- Directive
Exactly reproduce the lines from the line bearing "Transcribe the text in this document." through the end of the listing, inclusive of both; pictures are to be omitted.
Start Task material
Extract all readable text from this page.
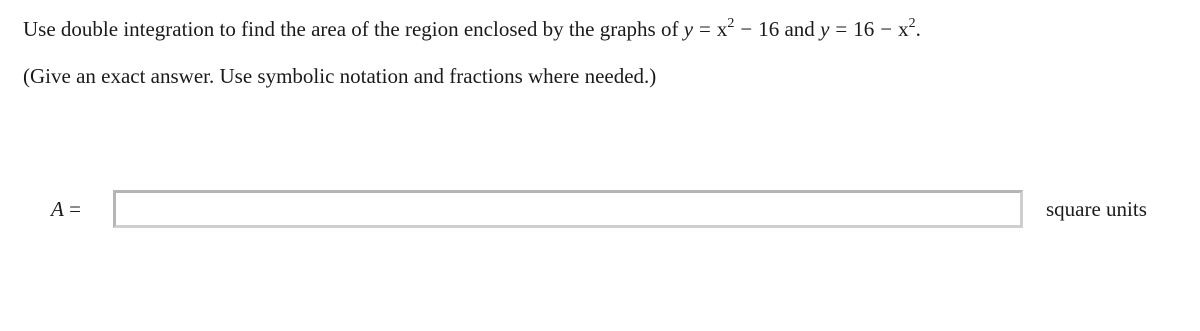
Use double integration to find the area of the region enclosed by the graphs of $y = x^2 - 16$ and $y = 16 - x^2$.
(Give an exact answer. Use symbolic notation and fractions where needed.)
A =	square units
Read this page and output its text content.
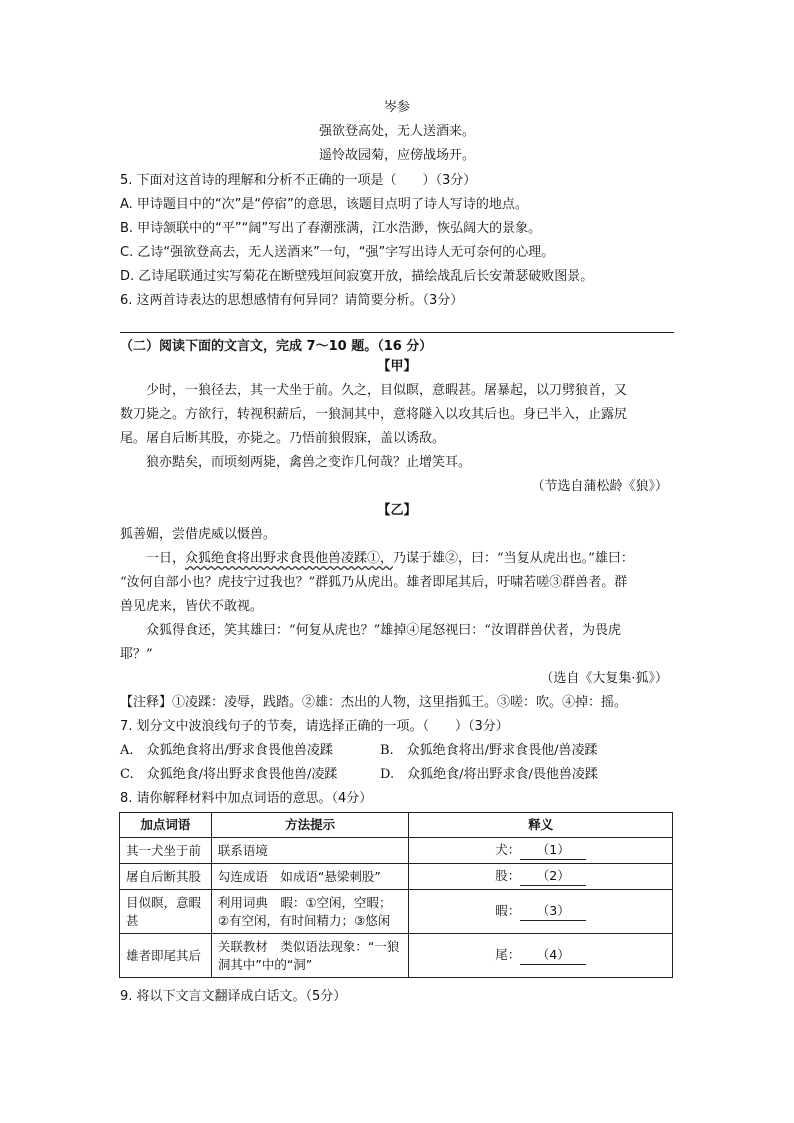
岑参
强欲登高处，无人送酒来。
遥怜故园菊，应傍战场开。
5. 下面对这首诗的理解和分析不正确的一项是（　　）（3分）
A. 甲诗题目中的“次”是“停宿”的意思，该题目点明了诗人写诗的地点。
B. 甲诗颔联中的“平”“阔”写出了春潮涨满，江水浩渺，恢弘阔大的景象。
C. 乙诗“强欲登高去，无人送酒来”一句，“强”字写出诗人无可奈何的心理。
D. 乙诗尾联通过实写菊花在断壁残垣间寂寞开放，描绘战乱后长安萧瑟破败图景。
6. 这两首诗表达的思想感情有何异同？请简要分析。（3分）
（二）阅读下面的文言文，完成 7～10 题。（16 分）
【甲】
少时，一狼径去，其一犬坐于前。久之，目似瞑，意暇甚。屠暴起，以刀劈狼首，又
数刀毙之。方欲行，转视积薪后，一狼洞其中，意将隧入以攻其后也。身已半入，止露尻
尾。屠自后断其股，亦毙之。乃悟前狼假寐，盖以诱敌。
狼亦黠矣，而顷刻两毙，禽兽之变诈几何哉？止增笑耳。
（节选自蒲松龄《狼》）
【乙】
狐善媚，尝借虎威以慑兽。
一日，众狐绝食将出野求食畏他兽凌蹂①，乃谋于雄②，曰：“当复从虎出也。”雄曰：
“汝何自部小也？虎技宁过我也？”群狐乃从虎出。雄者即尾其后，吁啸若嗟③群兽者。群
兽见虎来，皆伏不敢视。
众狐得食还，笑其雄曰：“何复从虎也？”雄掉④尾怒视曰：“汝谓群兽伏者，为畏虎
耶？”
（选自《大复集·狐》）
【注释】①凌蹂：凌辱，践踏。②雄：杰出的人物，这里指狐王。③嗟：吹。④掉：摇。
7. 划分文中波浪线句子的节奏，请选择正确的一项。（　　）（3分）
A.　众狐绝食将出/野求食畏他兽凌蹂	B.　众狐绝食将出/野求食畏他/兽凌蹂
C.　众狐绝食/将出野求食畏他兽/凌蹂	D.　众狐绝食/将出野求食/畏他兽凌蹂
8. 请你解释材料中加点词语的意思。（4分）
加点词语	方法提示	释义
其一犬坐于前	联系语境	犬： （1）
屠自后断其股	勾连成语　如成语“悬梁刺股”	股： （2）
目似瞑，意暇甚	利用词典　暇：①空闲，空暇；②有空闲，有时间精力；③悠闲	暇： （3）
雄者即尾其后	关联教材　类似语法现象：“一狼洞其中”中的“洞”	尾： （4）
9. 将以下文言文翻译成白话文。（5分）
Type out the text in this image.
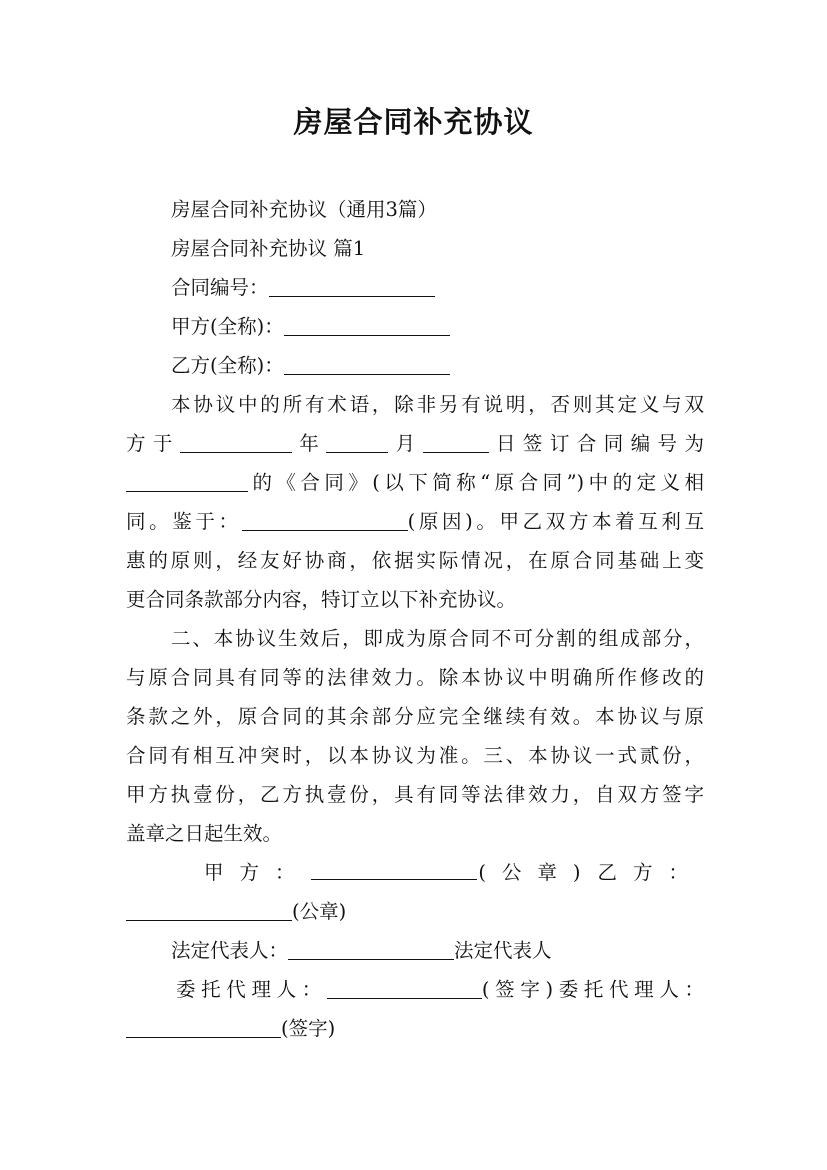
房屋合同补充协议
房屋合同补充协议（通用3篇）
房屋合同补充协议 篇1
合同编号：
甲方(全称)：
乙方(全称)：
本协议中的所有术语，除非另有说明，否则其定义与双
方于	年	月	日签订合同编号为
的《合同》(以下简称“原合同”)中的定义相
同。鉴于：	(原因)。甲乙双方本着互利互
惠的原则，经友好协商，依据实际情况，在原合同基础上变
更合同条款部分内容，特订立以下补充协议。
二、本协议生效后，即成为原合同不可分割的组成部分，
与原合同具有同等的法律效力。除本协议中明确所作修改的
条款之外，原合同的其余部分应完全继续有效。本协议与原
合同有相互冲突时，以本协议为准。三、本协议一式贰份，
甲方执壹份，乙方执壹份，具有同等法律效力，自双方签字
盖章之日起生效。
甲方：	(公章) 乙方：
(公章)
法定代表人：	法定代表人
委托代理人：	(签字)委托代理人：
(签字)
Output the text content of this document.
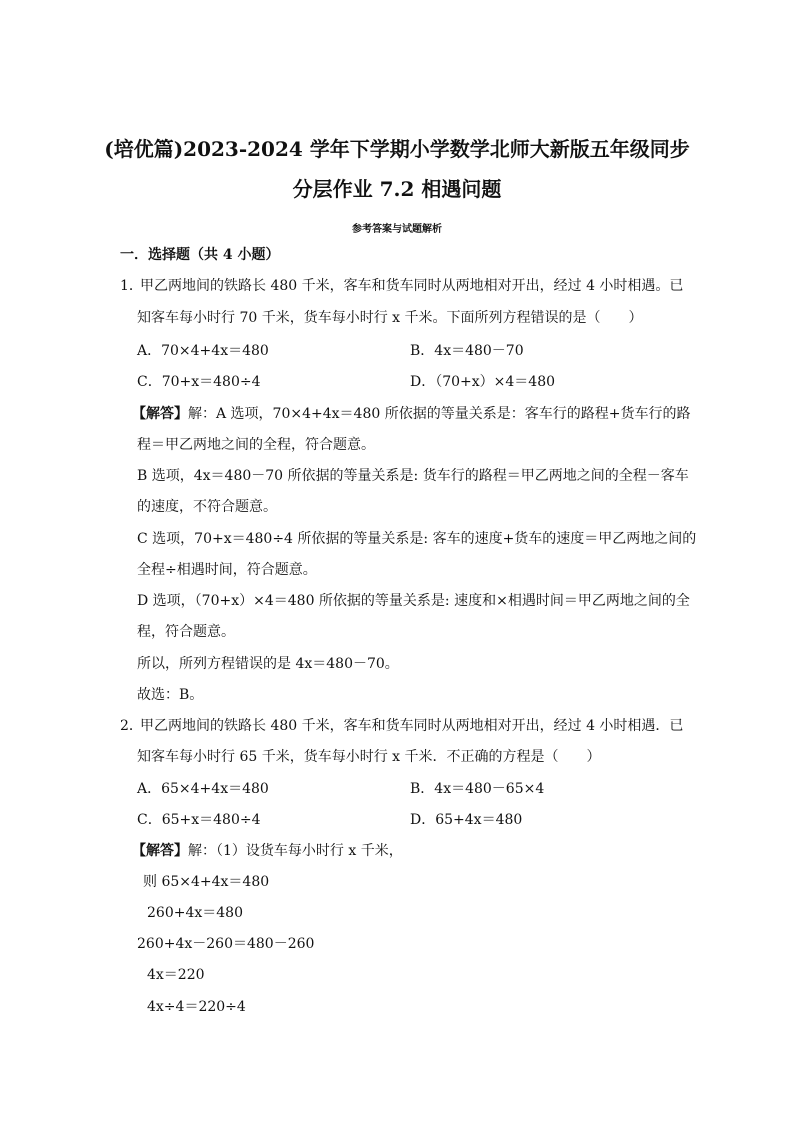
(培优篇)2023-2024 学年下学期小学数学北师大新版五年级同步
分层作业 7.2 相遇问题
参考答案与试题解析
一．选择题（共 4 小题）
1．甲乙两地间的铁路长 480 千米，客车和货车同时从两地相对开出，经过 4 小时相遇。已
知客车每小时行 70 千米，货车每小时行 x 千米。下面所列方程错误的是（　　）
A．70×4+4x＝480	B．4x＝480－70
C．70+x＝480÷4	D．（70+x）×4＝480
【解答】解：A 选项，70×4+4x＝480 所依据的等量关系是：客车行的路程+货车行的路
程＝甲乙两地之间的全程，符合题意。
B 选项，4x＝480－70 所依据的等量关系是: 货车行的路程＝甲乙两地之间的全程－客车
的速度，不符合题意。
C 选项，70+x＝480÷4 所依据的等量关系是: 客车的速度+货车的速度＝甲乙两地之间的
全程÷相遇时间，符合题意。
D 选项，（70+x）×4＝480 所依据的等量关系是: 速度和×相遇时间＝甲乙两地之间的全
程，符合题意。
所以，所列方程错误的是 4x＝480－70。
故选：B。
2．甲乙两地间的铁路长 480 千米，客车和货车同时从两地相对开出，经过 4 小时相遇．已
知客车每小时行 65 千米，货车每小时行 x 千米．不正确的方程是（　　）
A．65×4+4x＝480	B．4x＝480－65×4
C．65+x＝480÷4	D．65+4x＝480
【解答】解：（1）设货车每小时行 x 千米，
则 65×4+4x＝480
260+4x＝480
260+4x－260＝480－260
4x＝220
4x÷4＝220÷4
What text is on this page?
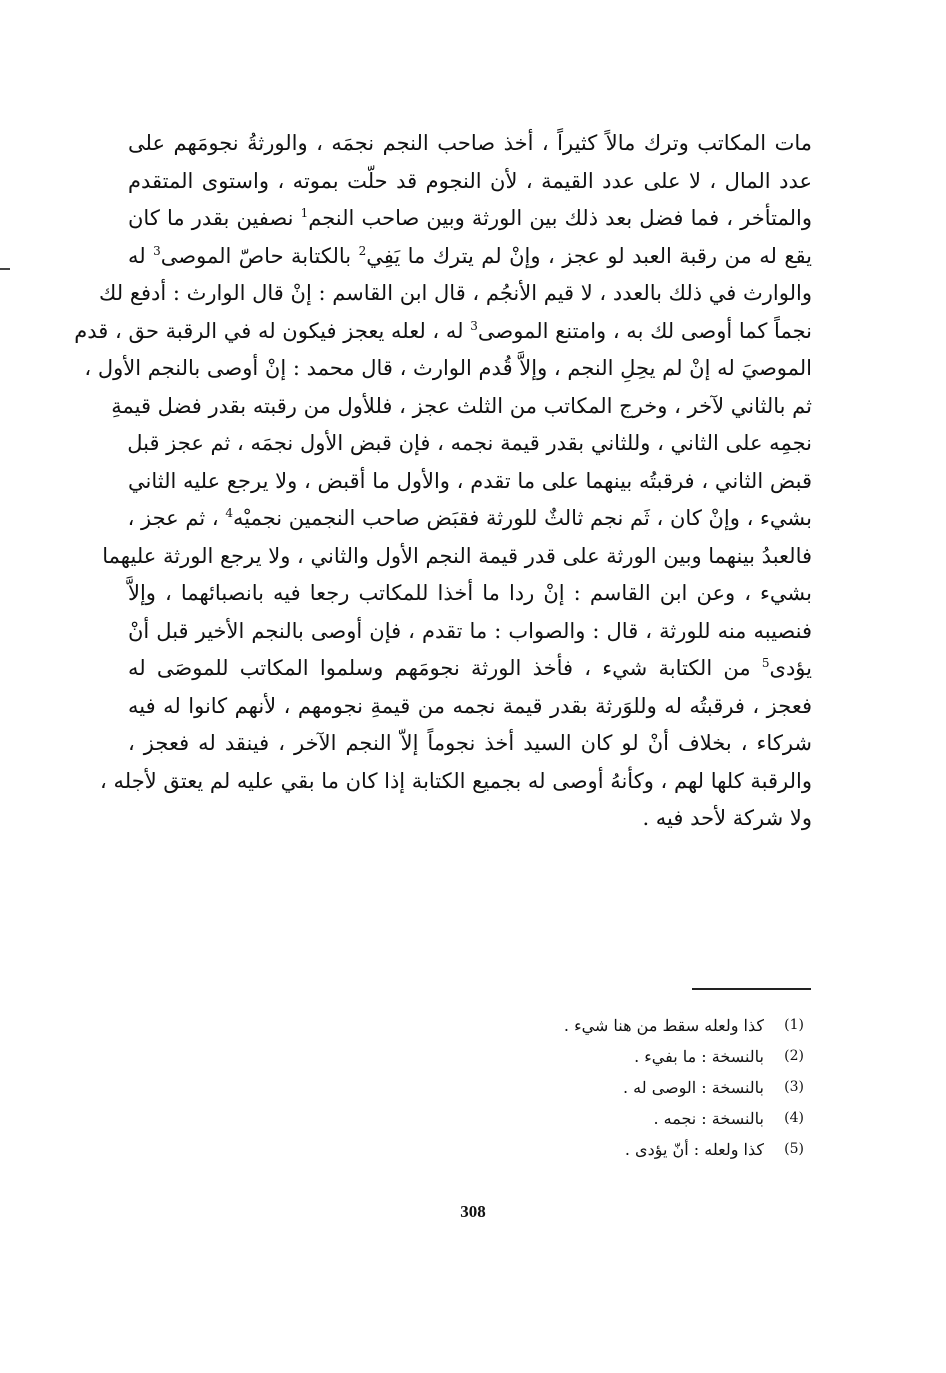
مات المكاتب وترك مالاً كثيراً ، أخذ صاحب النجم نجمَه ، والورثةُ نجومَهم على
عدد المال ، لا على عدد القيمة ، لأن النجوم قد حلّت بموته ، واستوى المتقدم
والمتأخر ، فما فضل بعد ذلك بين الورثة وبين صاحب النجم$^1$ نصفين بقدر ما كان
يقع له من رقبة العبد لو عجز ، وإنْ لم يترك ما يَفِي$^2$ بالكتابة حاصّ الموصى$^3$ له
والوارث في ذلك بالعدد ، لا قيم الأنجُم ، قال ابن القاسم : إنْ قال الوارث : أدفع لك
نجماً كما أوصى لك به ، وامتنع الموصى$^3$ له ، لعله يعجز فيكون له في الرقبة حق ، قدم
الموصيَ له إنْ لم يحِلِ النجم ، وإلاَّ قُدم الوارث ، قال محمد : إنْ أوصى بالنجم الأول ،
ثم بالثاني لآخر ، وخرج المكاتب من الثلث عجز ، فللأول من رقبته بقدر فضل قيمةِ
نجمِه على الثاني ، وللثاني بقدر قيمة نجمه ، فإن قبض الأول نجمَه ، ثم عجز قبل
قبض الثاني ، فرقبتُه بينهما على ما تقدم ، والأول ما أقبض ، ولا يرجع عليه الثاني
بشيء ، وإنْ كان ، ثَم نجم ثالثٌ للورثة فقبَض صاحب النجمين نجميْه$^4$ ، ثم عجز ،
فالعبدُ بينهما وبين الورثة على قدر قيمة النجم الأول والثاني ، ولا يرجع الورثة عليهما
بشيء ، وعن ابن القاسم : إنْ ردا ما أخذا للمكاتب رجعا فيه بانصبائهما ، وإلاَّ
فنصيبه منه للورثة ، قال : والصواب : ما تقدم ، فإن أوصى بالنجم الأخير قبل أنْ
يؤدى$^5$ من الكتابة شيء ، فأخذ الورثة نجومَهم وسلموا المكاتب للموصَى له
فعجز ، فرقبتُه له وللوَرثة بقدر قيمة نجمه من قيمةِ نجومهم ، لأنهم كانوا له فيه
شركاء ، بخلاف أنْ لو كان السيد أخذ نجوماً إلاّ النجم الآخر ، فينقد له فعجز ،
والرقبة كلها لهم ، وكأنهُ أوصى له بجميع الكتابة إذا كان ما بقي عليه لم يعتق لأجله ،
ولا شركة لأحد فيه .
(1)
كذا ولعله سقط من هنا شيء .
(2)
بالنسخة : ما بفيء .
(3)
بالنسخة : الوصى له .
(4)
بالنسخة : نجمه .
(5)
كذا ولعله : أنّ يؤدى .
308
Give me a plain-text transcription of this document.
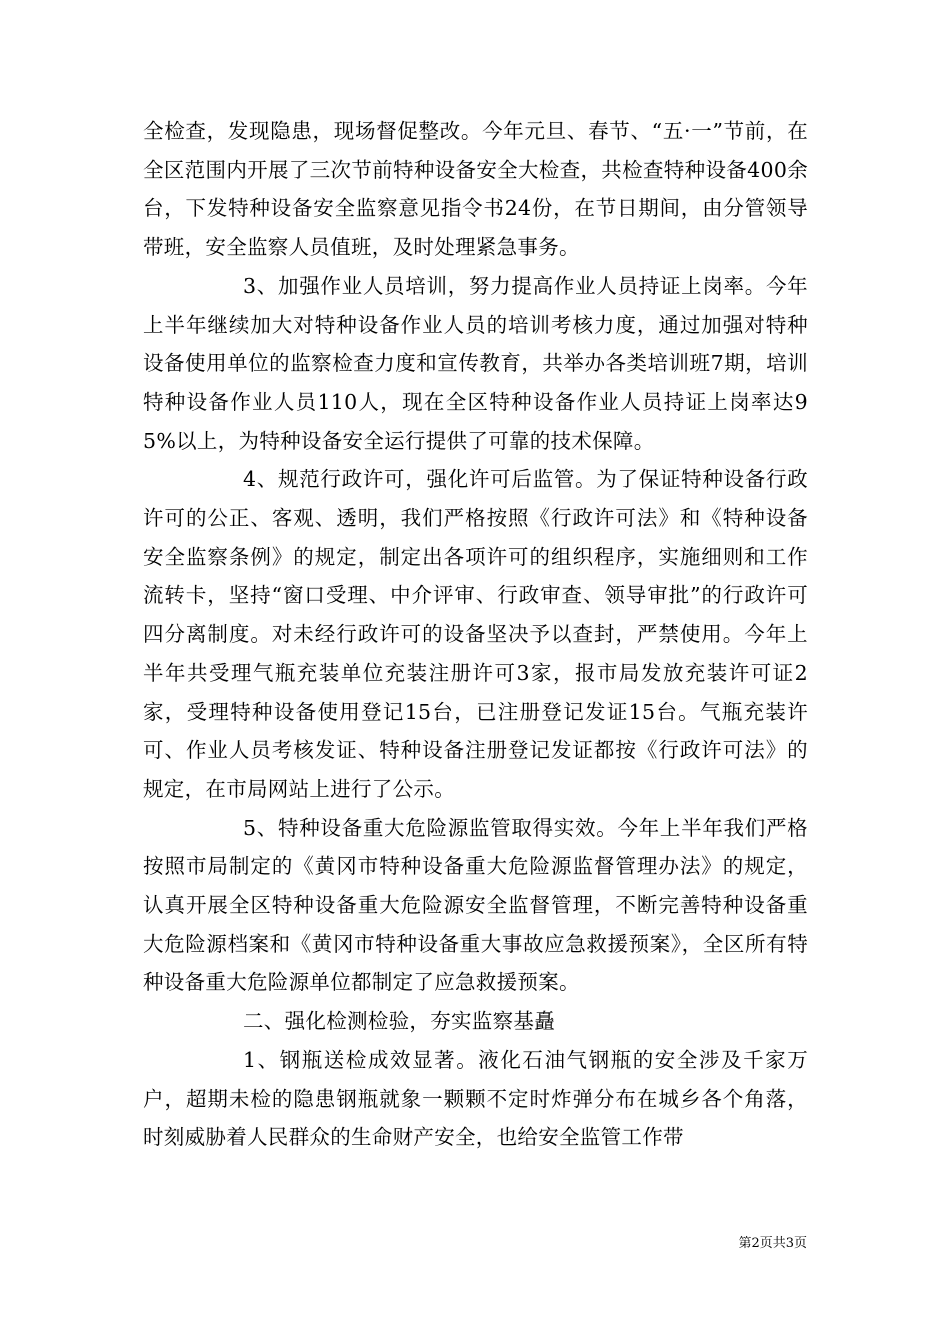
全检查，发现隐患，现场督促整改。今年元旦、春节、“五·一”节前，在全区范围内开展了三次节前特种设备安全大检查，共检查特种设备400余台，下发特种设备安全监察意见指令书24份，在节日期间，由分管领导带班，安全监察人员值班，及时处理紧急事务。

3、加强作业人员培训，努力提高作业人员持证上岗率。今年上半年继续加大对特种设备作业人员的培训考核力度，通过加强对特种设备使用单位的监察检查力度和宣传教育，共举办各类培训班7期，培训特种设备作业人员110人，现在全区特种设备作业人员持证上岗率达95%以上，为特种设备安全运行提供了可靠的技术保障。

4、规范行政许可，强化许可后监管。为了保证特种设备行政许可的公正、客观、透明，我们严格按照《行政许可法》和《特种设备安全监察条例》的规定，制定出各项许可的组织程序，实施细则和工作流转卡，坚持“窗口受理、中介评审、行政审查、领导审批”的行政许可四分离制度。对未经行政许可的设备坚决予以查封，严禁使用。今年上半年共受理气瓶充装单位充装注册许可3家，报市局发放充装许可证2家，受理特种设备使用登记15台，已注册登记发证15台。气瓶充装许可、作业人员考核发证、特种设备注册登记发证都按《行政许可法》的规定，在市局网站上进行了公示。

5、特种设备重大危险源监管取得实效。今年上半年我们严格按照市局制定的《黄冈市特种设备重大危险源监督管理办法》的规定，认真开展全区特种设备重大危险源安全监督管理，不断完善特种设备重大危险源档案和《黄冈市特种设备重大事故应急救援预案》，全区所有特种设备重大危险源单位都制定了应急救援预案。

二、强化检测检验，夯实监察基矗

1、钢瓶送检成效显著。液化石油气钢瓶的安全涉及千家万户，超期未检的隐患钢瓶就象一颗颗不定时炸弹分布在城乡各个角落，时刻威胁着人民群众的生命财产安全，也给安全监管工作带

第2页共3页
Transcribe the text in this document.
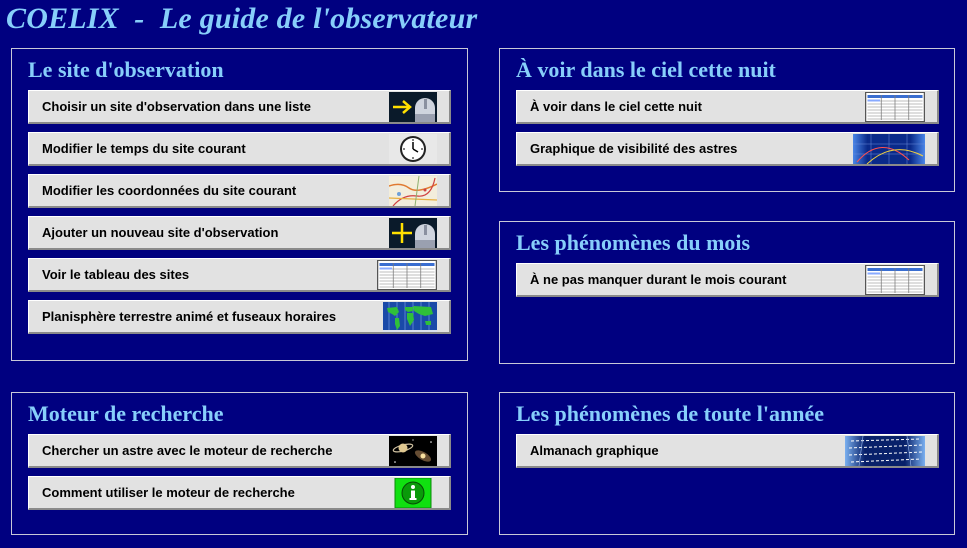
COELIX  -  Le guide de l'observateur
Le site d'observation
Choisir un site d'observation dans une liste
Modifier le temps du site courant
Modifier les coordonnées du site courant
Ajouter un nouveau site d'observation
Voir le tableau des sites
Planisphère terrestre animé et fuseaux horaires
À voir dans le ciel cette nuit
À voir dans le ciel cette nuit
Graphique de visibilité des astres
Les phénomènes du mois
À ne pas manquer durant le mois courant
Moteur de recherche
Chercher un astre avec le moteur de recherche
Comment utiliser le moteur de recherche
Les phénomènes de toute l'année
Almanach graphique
End Task material
- Result of the exercise
Transcribe the text in this document.
COELIX  -  Le guide de l'observateur
Le site d'observation
Choisir un site d'observation dans une liste
Modifier le temps du site courant
Modifier les coordonnées du site courant
Ajouter un nouveau site d'observation
Voir le tableau des sites
Planisphère terrestre animé et fuseaux horaires
À voir dans le ciel cette nuit
À voir dans le ciel cette nuit
Graphique de visibilité des astres
Les phénomènes du mois
À ne pas manquer durant le mois courant
Moteur de recherche
Chercher un astre avec le moteur de recherche
Comment utiliser le moteur de recherche
Les phénomènes de toute l'année
Almanach graphique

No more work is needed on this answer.